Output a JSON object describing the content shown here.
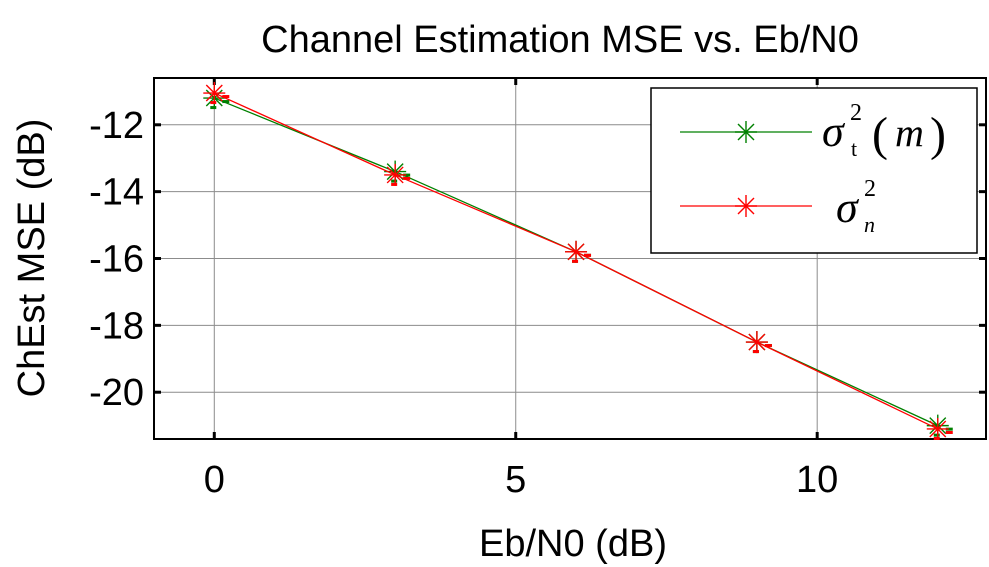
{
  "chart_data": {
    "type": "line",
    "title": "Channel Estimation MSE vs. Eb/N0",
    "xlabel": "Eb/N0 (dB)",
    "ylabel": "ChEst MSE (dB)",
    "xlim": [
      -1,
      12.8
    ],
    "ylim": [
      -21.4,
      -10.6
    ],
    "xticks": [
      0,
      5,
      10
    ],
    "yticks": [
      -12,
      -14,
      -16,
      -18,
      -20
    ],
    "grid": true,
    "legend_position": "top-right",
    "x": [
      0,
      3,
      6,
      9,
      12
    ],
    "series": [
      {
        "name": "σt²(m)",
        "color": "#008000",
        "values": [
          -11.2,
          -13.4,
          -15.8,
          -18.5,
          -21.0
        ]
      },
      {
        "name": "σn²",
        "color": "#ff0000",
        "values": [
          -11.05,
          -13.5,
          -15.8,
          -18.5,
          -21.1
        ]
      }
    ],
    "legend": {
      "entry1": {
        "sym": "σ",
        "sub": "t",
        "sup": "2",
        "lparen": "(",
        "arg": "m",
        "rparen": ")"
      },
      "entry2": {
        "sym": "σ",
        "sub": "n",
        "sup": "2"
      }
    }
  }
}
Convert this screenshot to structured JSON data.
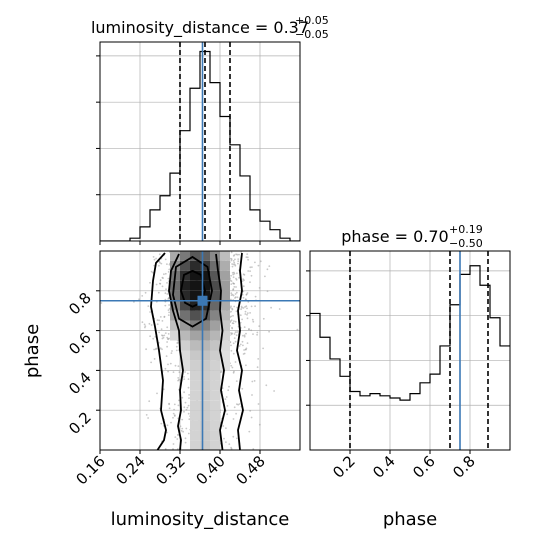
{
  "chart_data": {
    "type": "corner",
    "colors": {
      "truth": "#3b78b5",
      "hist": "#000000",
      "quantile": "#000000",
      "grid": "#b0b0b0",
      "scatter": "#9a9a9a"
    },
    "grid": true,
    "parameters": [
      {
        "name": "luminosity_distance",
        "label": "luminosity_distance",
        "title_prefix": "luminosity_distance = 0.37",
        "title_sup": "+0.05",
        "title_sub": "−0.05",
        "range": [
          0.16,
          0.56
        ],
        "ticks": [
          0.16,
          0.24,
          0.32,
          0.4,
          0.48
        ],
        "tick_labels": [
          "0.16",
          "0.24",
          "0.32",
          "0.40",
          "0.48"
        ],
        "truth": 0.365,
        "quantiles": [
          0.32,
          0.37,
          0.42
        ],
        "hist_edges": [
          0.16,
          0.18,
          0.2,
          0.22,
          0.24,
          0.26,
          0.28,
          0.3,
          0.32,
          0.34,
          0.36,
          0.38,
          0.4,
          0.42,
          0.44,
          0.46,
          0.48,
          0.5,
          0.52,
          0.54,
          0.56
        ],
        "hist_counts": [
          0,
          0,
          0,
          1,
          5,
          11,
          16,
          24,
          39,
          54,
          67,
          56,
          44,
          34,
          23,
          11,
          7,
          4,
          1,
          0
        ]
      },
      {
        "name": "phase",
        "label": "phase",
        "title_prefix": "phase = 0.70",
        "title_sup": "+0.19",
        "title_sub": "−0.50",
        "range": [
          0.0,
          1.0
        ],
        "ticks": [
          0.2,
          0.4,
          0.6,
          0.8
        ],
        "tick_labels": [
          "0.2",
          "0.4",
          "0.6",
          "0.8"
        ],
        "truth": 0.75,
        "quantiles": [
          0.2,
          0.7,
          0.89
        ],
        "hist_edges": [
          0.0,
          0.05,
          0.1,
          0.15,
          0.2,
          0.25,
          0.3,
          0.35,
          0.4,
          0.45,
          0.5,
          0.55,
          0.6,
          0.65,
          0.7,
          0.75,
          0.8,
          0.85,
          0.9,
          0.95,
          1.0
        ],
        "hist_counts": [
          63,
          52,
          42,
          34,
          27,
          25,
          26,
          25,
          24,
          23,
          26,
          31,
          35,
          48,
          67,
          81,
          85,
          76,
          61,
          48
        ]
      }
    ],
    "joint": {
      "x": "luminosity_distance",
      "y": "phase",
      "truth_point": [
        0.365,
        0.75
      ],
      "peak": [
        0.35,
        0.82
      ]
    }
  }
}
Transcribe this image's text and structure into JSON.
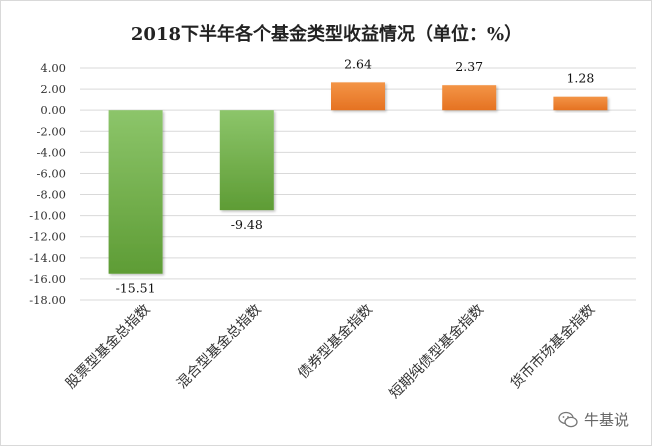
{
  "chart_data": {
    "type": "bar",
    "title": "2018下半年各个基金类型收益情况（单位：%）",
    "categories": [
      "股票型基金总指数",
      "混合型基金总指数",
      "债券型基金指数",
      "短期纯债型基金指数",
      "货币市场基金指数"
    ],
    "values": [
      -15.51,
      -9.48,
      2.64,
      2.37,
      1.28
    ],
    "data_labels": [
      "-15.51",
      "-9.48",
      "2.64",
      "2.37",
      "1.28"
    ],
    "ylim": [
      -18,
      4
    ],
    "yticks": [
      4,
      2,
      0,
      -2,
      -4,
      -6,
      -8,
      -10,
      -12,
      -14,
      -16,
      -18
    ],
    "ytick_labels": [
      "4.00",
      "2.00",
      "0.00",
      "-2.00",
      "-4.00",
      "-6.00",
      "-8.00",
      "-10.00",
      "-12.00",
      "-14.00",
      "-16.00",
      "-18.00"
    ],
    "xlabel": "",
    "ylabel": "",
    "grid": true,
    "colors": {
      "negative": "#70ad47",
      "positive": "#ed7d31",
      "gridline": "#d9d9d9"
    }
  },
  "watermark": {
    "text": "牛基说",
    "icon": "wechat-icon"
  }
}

• [REQUIRED TASK]: Each line above is to be copied verbatim. Drop any image from the copy.

• [RESPONSE]:
Output a JSON object describing the content shown here.
{
  "chart_data": {
    "type": "line",
    "title": "Channel Estimation MSE vs. Eb/N0",
    "xlabel": "Eb/N0 (dB)",
    "ylabel": "ChEst MSE (dB)",
    "xlim": [
      -1,
      12.8
    ],
    "ylim": [
      -21.4,
      -10.6
    ],
    "xticks": [
      0,
      5,
      10
    ],
    "yticks": [
      -12,
      -14,
      -16,
      -18,
      -20
    ],
    "grid": true,
    "legend_position": "top-right",
    "x": [
      0,
      3,
      6,
      9,
      12
    ],
    "series": [
      {
        "name": "σt²(m)",
        "color": "#008000",
        "values": [
          -11.2,
          -13.4,
          -15.8,
          -18.5,
          -21.0
        ]
      },
      {
        "name": "σn²",
        "color": "#ff0000",
        "values": [
          -11.05,
          -13.5,
          -15.8,
          -18.5,
          -21.1
        ]
      }
    ],
    "legend": {
      "entry1": {
        "sym": "σ",
        "sub": "t",
        "sup": "2",
        "lparen": "(",
        "arg": "m",
        "rparen": ")"
      },
      "entry2": {
        "sym": "σ",
        "sub": "n",
        "sup": "2"
      }
    }
  }
}
Convert this screenshot to structured JSON data.
{
  "chart_data": {
    "type": "corner",
    "colors": {
      "truth": "#3b78b5",
      "hist": "#000000",
      "quantile": "#000000",
      "grid": "#b0b0b0",
      "scatter": "#9a9a9a"
    },
    "grid": true,
    "parameters": [
      {
        "name": "luminosity_distance",
        "label": "luminosity_distance",
        "title_prefix": "luminosity_distance = 0.37",
        "title_sup": "+0.05",
        "title_sub": "−0.05",
        "range": [
          0.16,
          0.56
        ],
        "ticks": [
          0.16,
          0.24,
          0.32,
          0.4,
          0.48
        ],
        "tick_labels": [
          "0.16",
          "0.24",
          "0.32",
          "0.40",
          "0.48"
        ],
        "truth": 0.365,
        "quantiles": [
          0.32,
          0.37,
          0.42
        ],
        "hist_edges": [
          0.16,
          0.18,
          0.2,
          0.22,
          0.24,
          0.26,
          0.28,
          0.3,
          0.32,
          0.34,
          0.36,
          0.38,
          0.4,
          0.42,
          0.44,
          0.46,
          0.48,
          0.5,
          0.52,
          0.54,
          0.56
        ],
        "hist_counts": [
          0,
          0,
          0,
          1,
          5,
          11,
          16,
          24,
          39,
          54,
          67,
          56,
          44,
          34,
          23,
          11,
          7,
          4,
          1,
          0
        ]
      },
      {
        "name": "phase",
        "label": "phase",
        "title_prefix": "phase = 0.70",
        "title_sup": "+0.19",
        "title_sub": "−0.50",
        "range": [
          0.0,
          1.0
        ],
        "ticks": [
          0.2,
          0.4,
          0.6,
          0.8
        ],
        "tick_labels": [
          "0.2",
          "0.4",
          "0.6",
          "0.8"
        ],
        "truth": 0.75,
        "quantiles": [
          0.2,
          0.7,
          0.89
        ],
        "hist_edges": [
          0.0,
          0.05,
          0.1,
          0.15,
          0.2,
          0.25,
          0.3,
          0.35,
          0.4,
          0.45,
          0.5,
          0.55,
          0.6,
          0.65,
          0.7,
          0.75,
          0.8,
          0.85,
          0.9,
          0.95,
          1.0
        ],
        "hist_counts": [
          63,
          52,
          42,
          34,
          27,
          25,
          26,
          25,
          24,
          23,
          26,
          31,
          35,
          48,
          67,
          81,
          85,
          76,
          61,
          48
        ]
      }
    ],
    "joint": {
      "x": "luminosity_distance",
      "y": "phase",
      "truth_point": [
        0.365,
        0.75
      ],
      "peak": [
        0.35,
        0.82
      ]
    }
  }
}
Transcribe this image's text and structure into JSON.
{
  "chart_data": {
    "type": "bar",
    "title": "2018下半年各个基金类型收益情况（单位：%）",
    "categories": [
      "股票型基金总指数",
      "混合型基金总指数",
      "债券型基金指数",
      "短期纯债型基金指数",
      "货币市场基金指数"
    ],
    "values": [
      -15.51,
      -9.48,
      2.64,
      2.37,
      1.28
    ],
    "data_labels": [
      "-15.51",
      "-9.48",
      "2.64",
      "2.37",
      "1.28"
    ],
    "ylim": [
      -18,
      4
    ],
    "yticks": [
      4,
      2,
      0,
      -2,
      -4,
      -6,
      -8,
      -10,
      -12,
      -14,
      -16,
      -18
    ],
    "ytick_labels": [
      "4.00",
      "2.00",
      "0.00",
      "-2.00",
      "-4.00",
      "-6.00",
      "-8.00",
      "-10.00",
      "-12.00",
      "-14.00",
      "-16.00",
      "-18.00"
    ],
    "xlabel": "",
    "ylabel": "",
    "grid": true,
    "colors": {
      "negative": "#70ad47",
      "positive": "#ed7d31",
      "gridline": "#d9d9d9"
    }
  },
  "watermark": {
    "text": "牛基说",
    "icon": "wechat-icon"
  }
}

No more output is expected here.